**What is needed**
Write out every entry exactly as given, but omit the pictures.

**Extracted information**
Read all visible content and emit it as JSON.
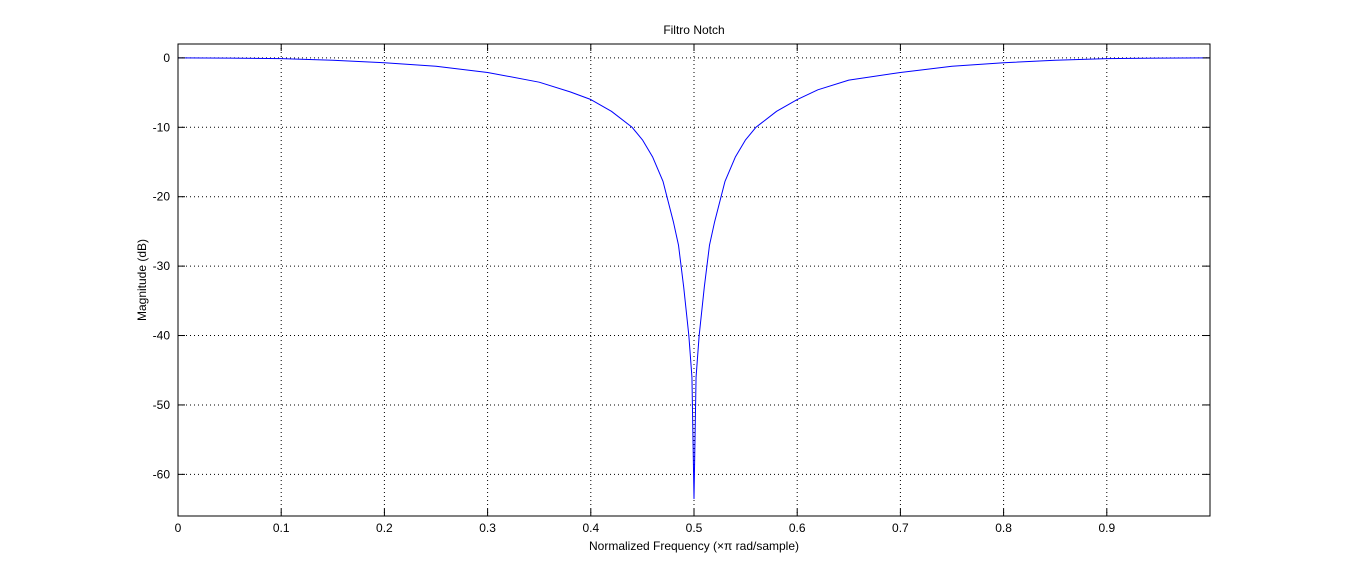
{
  "chart_data": {
    "type": "line",
    "title": "Filtro Notch",
    "xlabel": "Normalized Frequency (×π rad/sample)",
    "ylabel": "Magnitude (dB)",
    "xlim": [
      0,
      1
    ],
    "ylim": [
      -66,
      2
    ],
    "xticks": [
      0,
      0.1,
      0.2,
      0.3,
      0.4,
      0.5,
      0.6,
      0.7,
      0.8,
      0.9
    ],
    "xtick_labels": [
      "0",
      "0.1",
      "0.2",
      "0.3",
      "0.4",
      "0.5",
      "0.6",
      "0.7",
      "0.8",
      "0.9"
    ],
    "yticks": [
      0,
      -10,
      -20,
      -30,
      -40,
      -50,
      -60
    ],
    "ytick_labels": [
      "0",
      "-10",
      "-20",
      "-30",
      "-40",
      "-50",
      "-60"
    ],
    "grid": true,
    "line_color": "#0000ff",
    "series": [
      {
        "x": [
          0,
          0.05,
          0.1,
          0.15,
          0.2,
          0.25,
          0.3,
          0.35,
          0.38,
          0.4,
          0.42,
          0.44,
          0.45,
          0.46,
          0.47,
          0.48,
          0.485,
          0.49,
          0.495,
          0.498,
          0.5,
          0.502,
          0.505,
          0.51,
          0.515,
          0.52,
          0.53,
          0.54,
          0.55,
          0.56,
          0.58,
          0.6,
          0.62,
          0.65,
          0.7,
          0.75,
          0.8,
          0.85,
          0.9,
          0.95,
          1.0
        ],
        "y": [
          0,
          -0.03,
          -0.1,
          -0.35,
          -0.7,
          -1.2,
          -2.1,
          -3.5,
          -4.9,
          -6.0,
          -7.7,
          -10.0,
          -11.8,
          -14.3,
          -17.8,
          -23.6,
          -27.0,
          -33.0,
          -40.0,
          -46.0,
          -63.5,
          -46.0,
          -40.0,
          -33.0,
          -27.0,
          -23.6,
          -17.8,
          -14.3,
          -11.8,
          -10.0,
          -7.7,
          -6.0,
          -4.6,
          -3.2,
          -2.1,
          -1.2,
          -0.7,
          -0.35,
          -0.1,
          -0.03,
          0
        ]
      }
    ]
  }
}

**The response**
Read all visible content and emit it as JSON.
{
  "chart_data": {
    "type": "line",
    "title": "Filtro Notch",
    "xlabel": "Normalized Frequency (×π rad/sample)",
    "ylabel": "Magnitude (dB)",
    "xlim": [
      0,
      1
    ],
    "ylim": [
      -66,
      2
    ],
    "xticks": [
      0,
      0.1,
      0.2,
      0.3,
      0.4,
      0.5,
      0.6,
      0.7,
      0.8,
      0.9
    ],
    "xtick_labels": [
      "0",
      "0.1",
      "0.2",
      "0.3",
      "0.4",
      "0.5",
      "0.6",
      "0.7",
      "0.8",
      "0.9"
    ],
    "yticks": [
      0,
      -10,
      -20,
      -30,
      -40,
      -50,
      -60
    ],
    "ytick_labels": [
      "0",
      "-10",
      "-20",
      "-30",
      "-40",
      "-50",
      "-60"
    ],
    "grid": true,
    "line_color": "#0000ff",
    "series": [
      {
        "x": [
          0,
          0.05,
          0.1,
          0.15,
          0.2,
          0.25,
          0.3,
          0.35,
          0.38,
          0.4,
          0.42,
          0.44,
          0.45,
          0.46,
          0.47,
          0.48,
          0.485,
          0.49,
          0.495,
          0.498,
          0.5,
          0.502,
          0.505,
          0.51,
          0.515,
          0.52,
          0.53,
          0.54,
          0.55,
          0.56,
          0.58,
          0.6,
          0.62,
          0.65,
          0.7,
          0.75,
          0.8,
          0.85,
          0.9,
          0.95,
          1.0
        ],
        "y": [
          0,
          -0.03,
          -0.1,
          -0.35,
          -0.7,
          -1.2,
          -2.1,
          -3.5,
          -4.9,
          -6.0,
          -7.7,
          -10.0,
          -11.8,
          -14.3,
          -17.8,
          -23.6,
          -27.0,
          -33.0,
          -40.0,
          -46.0,
          -63.5,
          -46.0,
          -40.0,
          -33.0,
          -27.0,
          -23.6,
          -17.8,
          -14.3,
          -11.8,
          -10.0,
          -7.7,
          -6.0,
          -4.6,
          -3.2,
          -2.1,
          -1.2,
          -0.7,
          -0.35,
          -0.1,
          -0.03,
          0
        ]
      }
    ]
  }
}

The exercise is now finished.